# Stated problem:
Find every line in the records below that contains the word "string", and copy each such line.

━━ Input for this task

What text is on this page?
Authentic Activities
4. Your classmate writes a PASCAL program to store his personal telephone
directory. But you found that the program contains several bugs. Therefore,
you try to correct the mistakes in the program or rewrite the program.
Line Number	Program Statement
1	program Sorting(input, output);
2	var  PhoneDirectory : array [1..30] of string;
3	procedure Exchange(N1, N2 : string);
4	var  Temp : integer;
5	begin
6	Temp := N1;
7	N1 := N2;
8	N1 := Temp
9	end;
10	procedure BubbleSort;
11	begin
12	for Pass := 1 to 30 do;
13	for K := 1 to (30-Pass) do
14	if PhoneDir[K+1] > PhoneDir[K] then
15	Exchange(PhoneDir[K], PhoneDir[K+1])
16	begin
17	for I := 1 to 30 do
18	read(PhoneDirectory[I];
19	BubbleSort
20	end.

━━━━

# Completed task:
2	var  PhoneDirectory : array [1..30] of string;
3	procedure Exchange(N1, N2 : string);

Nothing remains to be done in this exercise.